__What is expected__
Locate the string "award" in the records below. Copy every line where it occurs.
── Provided records
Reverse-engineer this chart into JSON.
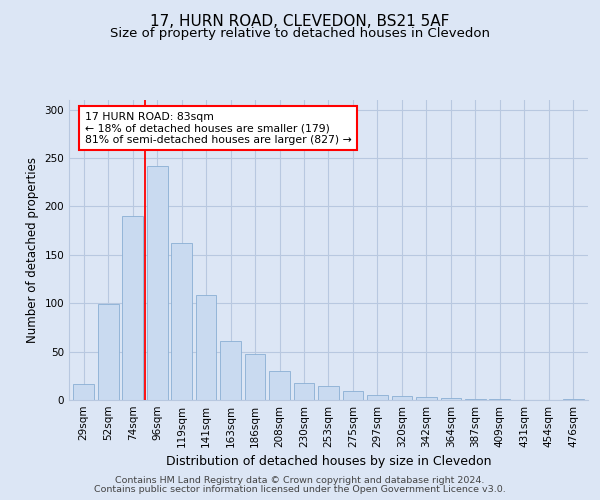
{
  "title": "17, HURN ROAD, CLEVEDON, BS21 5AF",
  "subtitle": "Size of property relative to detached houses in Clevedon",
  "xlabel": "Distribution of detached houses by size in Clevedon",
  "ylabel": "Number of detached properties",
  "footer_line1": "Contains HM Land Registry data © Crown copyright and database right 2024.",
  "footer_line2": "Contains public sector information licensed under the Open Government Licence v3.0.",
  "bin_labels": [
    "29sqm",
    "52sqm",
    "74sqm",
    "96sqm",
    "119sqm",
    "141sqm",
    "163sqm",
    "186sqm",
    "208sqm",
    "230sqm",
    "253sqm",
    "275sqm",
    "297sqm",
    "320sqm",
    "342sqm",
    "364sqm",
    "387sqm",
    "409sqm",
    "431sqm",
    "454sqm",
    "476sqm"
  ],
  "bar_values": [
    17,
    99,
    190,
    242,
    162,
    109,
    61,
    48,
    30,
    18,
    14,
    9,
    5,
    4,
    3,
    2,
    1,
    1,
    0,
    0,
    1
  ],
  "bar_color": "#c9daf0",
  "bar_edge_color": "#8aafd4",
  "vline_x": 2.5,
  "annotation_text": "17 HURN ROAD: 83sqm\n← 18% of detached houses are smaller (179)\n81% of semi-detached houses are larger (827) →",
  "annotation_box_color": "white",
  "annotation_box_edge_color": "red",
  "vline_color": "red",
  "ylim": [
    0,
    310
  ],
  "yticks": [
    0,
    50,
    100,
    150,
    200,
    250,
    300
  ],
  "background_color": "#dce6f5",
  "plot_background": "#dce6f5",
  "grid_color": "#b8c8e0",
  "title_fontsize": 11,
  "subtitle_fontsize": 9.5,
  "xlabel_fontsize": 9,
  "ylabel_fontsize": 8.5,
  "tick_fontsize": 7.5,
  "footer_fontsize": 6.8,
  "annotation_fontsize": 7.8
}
────
── Provided records
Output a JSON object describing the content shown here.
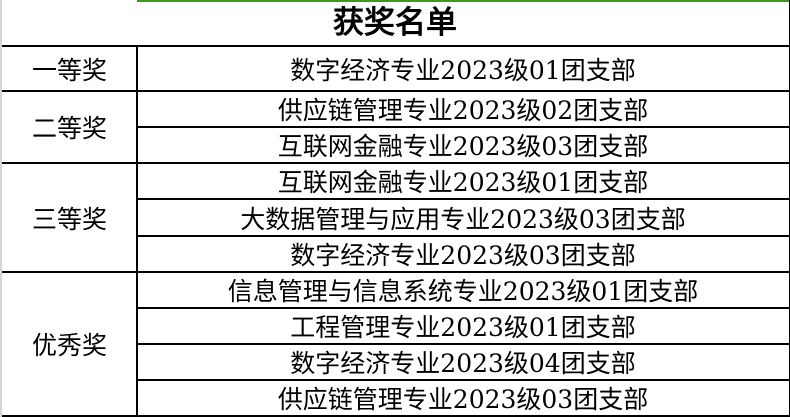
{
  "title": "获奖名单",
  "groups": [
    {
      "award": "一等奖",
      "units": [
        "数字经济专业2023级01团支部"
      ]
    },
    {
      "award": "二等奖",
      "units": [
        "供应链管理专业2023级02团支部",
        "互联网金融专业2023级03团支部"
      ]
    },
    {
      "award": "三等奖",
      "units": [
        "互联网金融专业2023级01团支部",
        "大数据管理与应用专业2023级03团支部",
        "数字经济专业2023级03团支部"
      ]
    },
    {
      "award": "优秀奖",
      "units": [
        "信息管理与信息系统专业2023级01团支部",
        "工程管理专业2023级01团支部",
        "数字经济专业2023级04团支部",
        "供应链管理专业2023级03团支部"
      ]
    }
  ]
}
────
__Reply to the exercise__
      "award": "一等奖",
      "award": "二等奖",
      "award": "三等奖",
      "award": "优秀奖",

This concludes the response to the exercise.